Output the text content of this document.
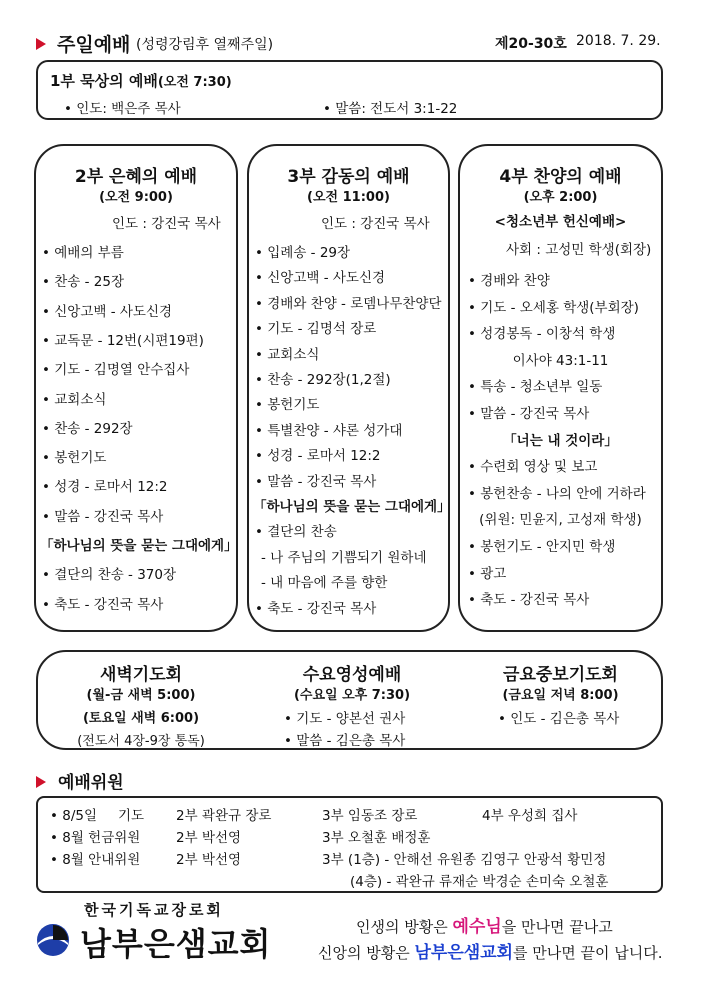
주일예배 (성령강림후 열째주일)	제20-30호 2018. 7. 29.
1부 묵상의 예배(오전 7:30)
• 인도: 백은주 목사	• 말씀: 전도서 3:1-22
2부 은혜의 예배
(오전 9:00)
인도 : 강진국 목사
• 예배의 부름
• 찬송 - 25장
• 신앙고백 - 사도신경
• 교독문 - 12번(시편19편)
• 기도 - 김명열 안수집사
• 교회소식
• 찬송 - 292장
• 봉헌기도
• 성경 - 로마서 12:2
• 말씀 - 강진국 목사
「하나님의 뜻을 묻는 그대에게」
• 결단의 찬송 - 370장
• 축도 - 강진국 목사
3부 감동의 예배
(오전 11:00)
인도 : 강진국 목사
• 입례송 - 29장
• 신앙고백 - 사도신경
• 경배와 찬양 - 로뎀나무찬양단
• 기도 - 김명석 장로
• 교회소식
• 찬송 - 292장(1,2절)
• 봉헌기도
• 특별찬양 - 샤론 성가대
• 성경 - 로마서 12:2
• 말씀 - 강진국 목사
「하나님의 뜻을 묻는 그대에게」
• 결단의 찬송
- 나 주님의 기쁨되기 원하네
- 내 마음에 주를 향한
• 축도 - 강진국 목사
4부 찬양의 예배
(오후 2:00)
<청소년부 헌신예배>
사회 : 고성민 학생(회장)
• 경배와 찬양
• 기도 - 오세홍 학생(부회장)
• 성경봉독 - 이창석 학생
이사야 43:1-11
• 특송 - 청소년부 일동
• 말씀 - 강진국 목사
「너는 내 것이라」
• 수련회 영상 및 보고
• 봉헌찬송 - 나의 안에 거하라
(위원: 민윤지, 고성재 학생)
• 봉헌기도 - 안지민 학생
• 광고
• 축도 - 강진국 목사
새벽기도회
(월-금 새벽 5:00)
(토요일 새벽 6:00)
(전도서 4장-9장 통독)
수요영성예배
(수요일 오후 7:30)
• 기도 - 양본선 권사
• 말씀 - 김은총 목사
금요중보기도회
(금요일 저녁 8:00)
• 인도 - 김은총 목사
예배위원
• 8/5일 기도 2부 곽완규 장로	3부 임동조 장로	4부 우성희 집사
• 8월 헌금위원	2부 박선영	3부 오철훈 배정훈
• 8월 안내위원	2부 박선영	3부 (1층) - 안해선 유원종 김영구 안광석 황민정
(4층) - 곽완규 류재순 박경순 손미숙 오철훈
한국기독교장로회
남부은샘교회	인생의 방황은 예수님을 만나면 끝나고
신앙의 방황은 남부은샘교회를 만나면 끝이 납니다.
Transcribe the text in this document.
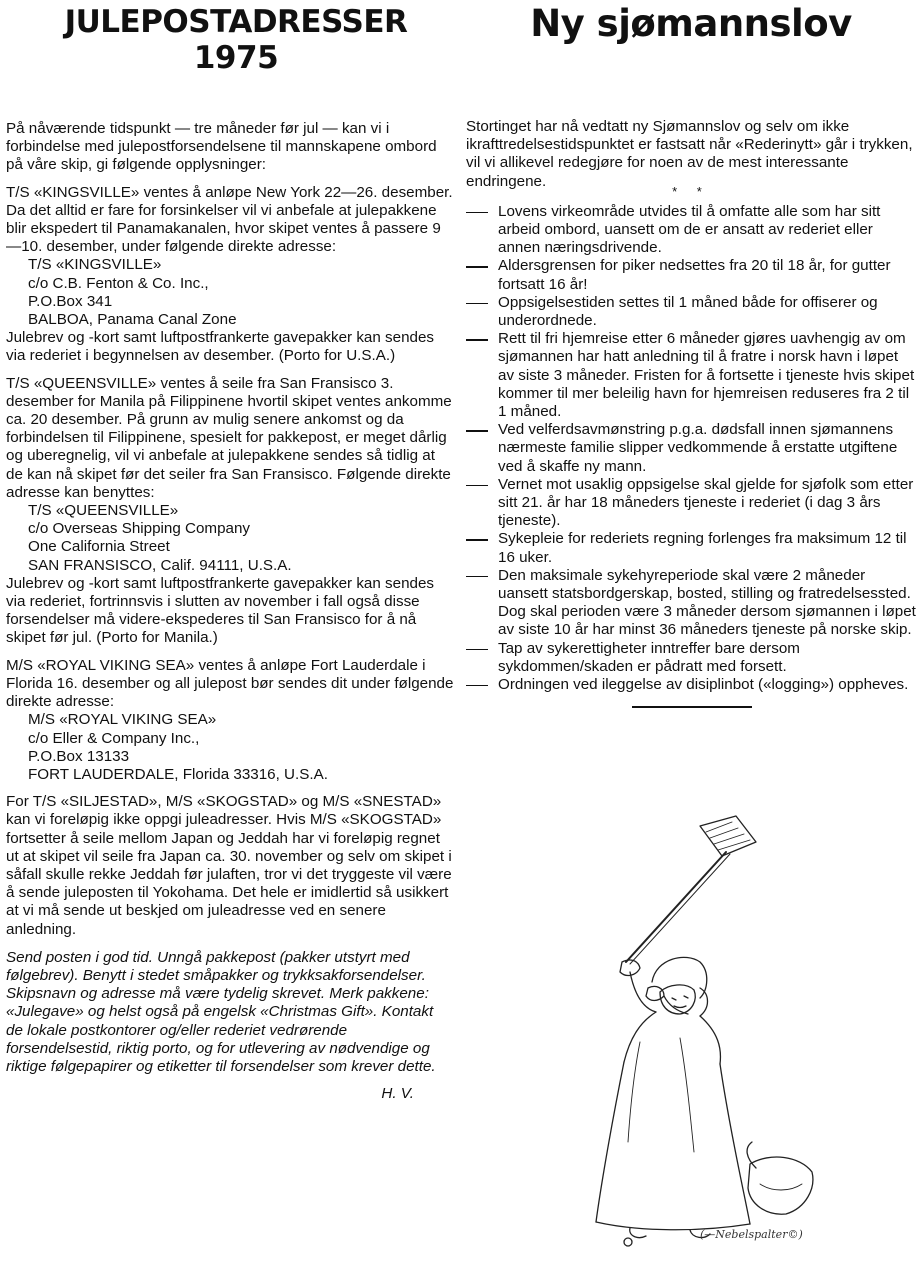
JULEPOSTADRESSER
1975

På nåværende tidspunkt — tre måneder før jul — kan vi i forbindelse med julepostforsendelsene til mannskapene ombord på våre skip, gi følgende opplysninger:

T/S «KINGSVILLE» ventes å anløpe New York 22—26. desember. Da det alltid er fare for forsinkelser vil vi anbefale at julepakkene blir ekspedert til Panamakanalen, hvor skipet ventes å passere 9—10. desember, under følgende direkte adresse:

T/S «KINGSVILLE»
c/o C.B. Fenton & Co. Inc.,
P.O.Box 341
BALBOA, Panama Canal Zone

Julebrev og -kort samt luftpostfrankerte gavepakker kan sendes via rederiet i begynnelsen av desember. (Porto for U.S.A.)

T/S «QUEENSVILLE» ventes å seile fra San Fransisco 3. desember for Manila på Filippinene hvortil skipet ventes ankomme ca. 20 desember. På grunn av mulig senere ankomst og da forbindelsen til Filippinene, spesielt for pakkepost, er meget dårlig og uberegnelig, vil vi anbefale at julepakkene sendes så tidlig at de kan nå skipet før det seiler fra San Fransisco. Følgende direkte adresse kan benyttes:

T/S «QUEENSVILLE»
c/o Overseas Shipping Company
One California Street
SAN FRANSISCO, Calif. 94111, U.S.A.

Julebrev og -kort samt luftpostfrankerte gavepakker kan sendes via rederiet, fortrinnsvis i slutten av november i fall også disse forsendelser må videre-ekspederes til San Fransisco for å nå skipet før jul. (Porto for Manila.)

M/S «ROYAL VIKING SEA» ventes å anløpe Fort Lauderdale i Florida 16. desember og all julepost bør sendes dit under følgende direkte adresse:

M/S «ROYAL VIKING SEA»
c/o Eller & Company Inc.,
P.O.Box 13133
FORT LAUDERDALE, Florida 33316, U.S.A.

For T/S «SILJESTAD», M/S «SKOGSTAD» og M/S «SNESTAD» kan vi foreløpig ikke oppgi juleadresser. Hvis M/S «SKOGSTAD» fortsetter å seile mellom Japan og Jeddah har vi foreløpig regnet ut at skipet vil seile fra Japan ca. 30. november og selv om skipet i såfall skulle rekke Jeddah før julaften, tror vi det tryggeste vil være å sende juleposten til Yokohama. Det hele er imidlertid så usikkert at vi må sende ut beskjed om juleadresse ved en senere anledning.

Send posten i god tid. Unngå pakkepost (pakker utstyrt med følgebrev). Benytt i stedet småpakker og trykksakforsendelser. Skipsnavn og adresse må være tydelig skrevet. Merk pakkene: «Julegave» og helst også på engelsk «Christmas Gift». Kontakt de lokale postkontorer og/eller rederiet vedrørende forsendelsestid, riktig porto, og for utlevering av nødvendige og riktige følgepapirer og etiketter til forsendelser som krever dette.

H. V.

Ny sjømannslov

Stortinget har nå vedtatt ny Sjømannslov og selv om ikke ikrafttredelsestidspunktet er fastsatt når «Rederinytt» går i trykken, vil vi allikevel redegjøre for noen av de mest interessante endringene.

* *
Lovens virkeområde utvides til å omfatte alle som har sitt arbeid ombord, uansett om de er ansatt av rederiet eller annen næringsdrivende.
Aldersgrensen for piker nedsettes fra 20 til 18 år, for gutter fortsatt 16 år!
Oppsigelsestiden settes til 1 måned både for offiserer og underordnede.
Rett til fri hjemreise etter 6 måneder gjøres uavhengig av om sjømannen har hatt anledning til å fratre i norsk havn i løpet av siste 3 måneder. Fristen for å fortsette i tjeneste hvis skipet kommer til mer beleilig havn for hjemreisen reduseres fra 2 til 1 måned.
Ved velferdsavmønstring p.g.a. dødsfall innen sjømannens nærmeste familie slipper vedkommende å erstatte utgiftene ved å skaffe ny mann.
Vernet mot usaklig oppsigelse skal gjelde for sjøfolk som etter sitt 21. år har 18 måneders tjeneste i rederiet (i dag 3 års tjeneste).
Sykepleie for rederiets regning forlenges fra maksimum 12 til 16 uker.
Den maksimale sykehyreperiode skal være 2 måneder uansett statsbordgerskap, bosted, stilling og fratredelsessted. Dog skal perioden være 3 måneder dersom sjømannen i løpet av siste 10 år har minst 36 måneders tjeneste på norske skip.
Tap av sykerettigheter inntreffer bare dersom sykdommen/skaden er pådratt med forsett.
Ordningen ved ileggelse av disiplinbot («logging») oppheves.
(—Nebelspalter©)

--- Job ---
Transcribe the whole listing exactly. Pictures stay out of your copy.

--- Result below ---
Output the text content of this document.
주일예배 (성령강림후 열째주일)	제20-30호 2018. 7. 29.
1부 묵상의 예배(오전 7:30)
• 인도: 백은주 목사	• 말씀: 전도서 3:1-22
2부 은혜의 예배
(오전 9:00)
인도 : 강진국 목사
• 예배의 부름
• 찬송 - 25장
• 신앙고백 - 사도신경
• 교독문 - 12번(시편19편)
• 기도 - 김명열 안수집사
• 교회소식
• 찬송 - 292장
• 봉헌기도
• 성경 - 로마서 12:2
• 말씀 - 강진국 목사
「하나님의 뜻을 묻는 그대에게」
• 결단의 찬송 - 370장
• 축도 - 강진국 목사
3부 감동의 예배
(오전 11:00)
인도 : 강진국 목사
• 입례송 - 29장
• 신앙고백 - 사도신경
• 경배와 찬양 - 로뎀나무찬양단
• 기도 - 김명석 장로
• 교회소식
• 찬송 - 292장(1,2절)
• 봉헌기도
• 특별찬양 - 샤론 성가대
• 성경 - 로마서 12:2
• 말씀 - 강진국 목사
「하나님의 뜻을 묻는 그대에게」
• 결단의 찬송
- 나 주님의 기쁨되기 원하네
- 내 마음에 주를 향한
• 축도 - 강진국 목사
4부 찬양의 예배
(오후 2:00)
<청소년부 헌신예배>
사회 : 고성민 학생(회장)
• 경배와 찬양
• 기도 - 오세홍 학생(부회장)
• 성경봉독 - 이창석 학생
이사야 43:1-11
• 특송 - 청소년부 일동
• 말씀 - 강진국 목사
「너는 내 것이라」
• 수련회 영상 및 보고
• 봉헌찬송 - 나의 안에 거하라
(위원: 민윤지, 고성재 학생)
• 봉헌기도 - 안지민 학생
• 광고
• 축도 - 강진국 목사
새벽기도회
(월-금 새벽 5:00)
(토요일 새벽 6:00)
(전도서 4장-9장 통독)
수요영성예배
(수요일 오후 7:30)
• 기도 - 양본선 권사
• 말씀 - 김은총 목사
금요중보기도회
(금요일 저녁 8:00)
• 인도 - 김은총 목사
예배위원
• 8/5일 기도 2부 곽완규 장로	3부 임동조 장로	4부 우성희 집사
• 8월 헌금위원	2부 박선영	3부 오철훈 배정훈
• 8월 안내위원	2부 박선영	3부 (1층) - 안해선 유원종 김영구 안광석 황민정
(4층) - 곽완규 류재순 박경순 손미숙 오철훈
한국기독교장로회
남부은샘교회	인생의 방황은 예수님을 만나면 끝나고
신앙의 방황은 남부은샘교회를 만나면 끝이 납니다.
Transcribe the text in this document.
JULEPOSTADRESSER
1975

På nåværende tidspunkt — tre måneder før jul — kan vi i forbindelse med julepostforsendelsene til mannskapene ombord på våre skip, gi følgende opplysninger:

T/S «KINGSVILLE» ventes å anløpe New York 22—26. desember. Da det alltid er fare for forsinkelser vil vi anbefale at julepakkene blir ekspedert til Panamakanalen, hvor skipet ventes å passere 9—10. desember, under følgende direkte adresse:

T/S «KINGSVILLE»
c/o C.B. Fenton & Co. Inc.,
P.O.Box 341
BALBOA, Panama Canal Zone

Julebrev og -kort samt luftpostfrankerte gavepakker kan sendes via rederiet i begynnelsen av desember. (Porto for U.S.A.)

T/S «QUEENSVILLE» ventes å seile fra San Fransisco 3. desember for Manila på Filippinene hvortil skipet ventes ankomme ca. 20 desember. På grunn av mulig senere ankomst og da forbindelsen til Filippinene, spesielt for pakkepost, er meget dårlig og uberegnelig, vil vi anbefale at julepakkene sendes så tidlig at de kan nå skipet før det seiler fra San Fransisco. Følgende direkte adresse kan benyttes:

T/S «QUEENSVILLE»
c/o Overseas Shipping Company
One California Street
SAN FRANSISCO, Calif. 94111, U.S.A.

Julebrev og -kort samt luftpostfrankerte gavepakker kan sendes via rederiet, fortrinnsvis i slutten av november i fall også disse forsendelser må videre-ekspederes til San Fransisco for å nå skipet før jul. (Porto for Manila.)

M/S «ROYAL VIKING SEA» ventes å anløpe Fort Lauderdale i Florida 16. desember og all julepost bør sendes dit under følgende direkte adresse:

M/S «ROYAL VIKING SEA»
c/o Eller & Company Inc.,
P.O.Box 13133
FORT LAUDERDALE, Florida 33316, U.S.A.

For T/S «SILJESTAD», M/S «SKOGSTAD» og M/S «SNESTAD» kan vi foreløpig ikke oppgi juleadresser. Hvis M/S «SKOGSTAD» fortsetter å seile mellom Japan og Jeddah har vi foreløpig regnet ut at skipet vil seile fra Japan ca. 30. november og selv om skipet i såfall skulle rekke Jeddah før julaften, tror vi det tryggeste vil være å sende juleposten til Yokohama. Det hele er imidlertid så usikkert at vi må sende ut beskjed om juleadresse ved en senere anledning.

Send posten i god tid. Unngå pakkepost (pakker utstyrt med følgebrev). Benytt i stedet småpakker og trykksakforsendelser. Skipsnavn og adresse må være tydelig skrevet. Merk pakkene: «Julegave» og helst også på engelsk «Christmas Gift». Kontakt de lokale postkontorer og/eller rederiet vedrørende forsendelsestid, riktig porto, og for utlevering av nødvendige og riktige følgepapirer og etiketter til forsendelser som krever dette.

H. V.

Ny sjømannslov

Stortinget har nå vedtatt ny Sjømannslov og selv om ikke ikrafttredelsestidspunktet er fastsatt når «Rederinytt» går i trykken, vil vi allikevel redegjøre for noen av de mest interessante endringene.

* *
Lovens virkeområde utvides til å omfatte alle som har sitt arbeid ombord, uansett om de er ansatt av rederiet eller annen næringsdrivende.
Aldersgrensen for piker nedsettes fra 20 til 18 år, for gutter fortsatt 16 år!
Oppsigelsestiden settes til 1 måned både for offiserer og underordnede.
Rett til fri hjemreise etter 6 måneder gjøres uavhengig av om sjømannen har hatt anledning til å fratre i norsk havn i løpet av siste 3 måneder. Fristen for å fortsette i tjeneste hvis skipet kommer til mer beleilig havn for hjemreisen reduseres fra 2 til 1 måned.
Ved velferdsavmønstring p.g.a. dødsfall innen sjømannens nærmeste familie slipper vedkommende å erstatte utgiftene ved å skaffe ny mann.
Vernet mot usaklig oppsigelse skal gjelde for sjøfolk som etter sitt 21. år har 18 måneders tjeneste i rederiet (i dag 3 års tjeneste).
Sykepleie for rederiets regning forlenges fra maksimum 12 til 16 uker.
Den maksimale sykehyreperiode skal være 2 måneder uansett statsbordgerskap, bosted, stilling og fratredelsessted. Dog skal perioden være 3 måneder dersom sjømannen i løpet av siste 10 år har minst 36 måneders tjeneste på norske skip.
Tap av sykerettigheter inntreffer bare dersom sykdommen/skaden er pådratt med forsett.
Ordningen ved ileggelse av disiplinbot («logging») oppheves.
(—Nebelspalter©)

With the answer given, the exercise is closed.